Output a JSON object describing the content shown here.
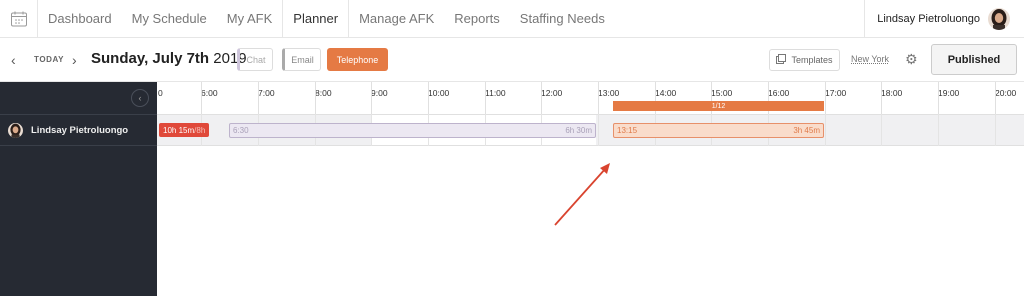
{
  "topnav": {
    "items": [
      {
        "label": "Dashboard"
      },
      {
        "label": "My Schedule"
      },
      {
        "label": "My AFK"
      },
      {
        "label": "Planner"
      },
      {
        "label": "Manage AFK"
      },
      {
        "label": "Reports"
      },
      {
        "label": "Staffing Needs"
      }
    ],
    "active": "Planner",
    "user_name": "Lindsay Pietroluongo"
  },
  "toolbar": {
    "today_label": "TODAY",
    "date_main": "Sunday, July 7th",
    "date_year": "2019",
    "channels": [
      {
        "label": "Chat",
        "state": "inactive"
      },
      {
        "label": "Email",
        "state": "inactive"
      },
      {
        "label": "Telephone",
        "state": "active"
      }
    ],
    "templates_label": "Templates",
    "timezone": "New York",
    "published_label": "Published"
  },
  "sidebar": {
    "agent_name": "Lindsay Pietroluongo"
  },
  "timeline": {
    "hours": [
      "0",
      "6:00",
      "7:00",
      "8:00",
      "9:00",
      "10:00",
      "11:00",
      "12:00",
      "13:00",
      "14:00",
      "15:00",
      "16:00",
      "17:00",
      "18:00",
      "19:00",
      "20:00"
    ],
    "coverage_label": "1/12",
    "totals_main": "10h 15m",
    "totals_target": "/8h",
    "chat_shift": {
      "start": "6:30",
      "duration": "6h 30m"
    },
    "tel_shift": {
      "start": "13:15",
      "duration": "3h 45m"
    }
  },
  "colors": {
    "accent_orange": "#e57a44",
    "totals_red": "#e0493a",
    "sidebar_bg": "#262a33",
    "annotation_arrow": "#d9442f"
  }
}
§ §
**TASK TO COMPLETE**:
Retype the data above exactly; pictures are not part of the copy.

**FULL OUTPUT**:
Output a JSON object describing the content shown here.
{
  "topnav": {
    "items": [
      {
        "label": "Dashboard"
      },
      {
        "label": "My Schedule"
      },
      {
        "label": "My AFK"
      },
      {
        "label": "Planner"
      },
      {
        "label": "Manage AFK"
      },
      {
        "label": "Reports"
      },
      {
        "label": "Staffing Needs"
      }
    ],
    "active": "Planner",
    "user_name": "Lindsay Pietroluongo"
  },
  "toolbar": {
    "today_label": "TODAY",
    "date_main": "Sunday, July 7th",
    "date_year": "2019",
    "channels": [
      {
        "label": "Chat",
        "state": "inactive"
      },
      {
        "label": "Email",
        "state": "inactive"
      },
      {
        "label": "Telephone",
        "state": "active"
      }
    ],
    "templates_label": "Templates",
    "timezone": "New York",
    "published_label": "Published"
  },
  "sidebar": {
    "agent_name": "Lindsay Pietroluongo"
  },
  "timeline": {
    "hours": [
      "0",
      "6:00",
      "7:00",
      "8:00",
      "9:00",
      "10:00",
      "11:00",
      "12:00",
      "13:00",
      "14:00",
      "15:00",
      "16:00",
      "17:00",
      "18:00",
      "19:00",
      "20:00"
    ],
    "coverage_label": "1/12",
    "totals_main": "10h 15m",
    "totals_target": "/8h",
    "chat_shift": {
      "start": "6:30",
      "duration": "6h 30m"
    },
    "tel_shift": {
      "start": "13:15",
      "duration": "3h 45m"
    }
  },
  "colors": {
    "accent_orange": "#e57a44",
    "totals_red": "#e0493a",
    "sidebar_bg": "#262a33",
    "annotation_arrow": "#d9442f"
  }
}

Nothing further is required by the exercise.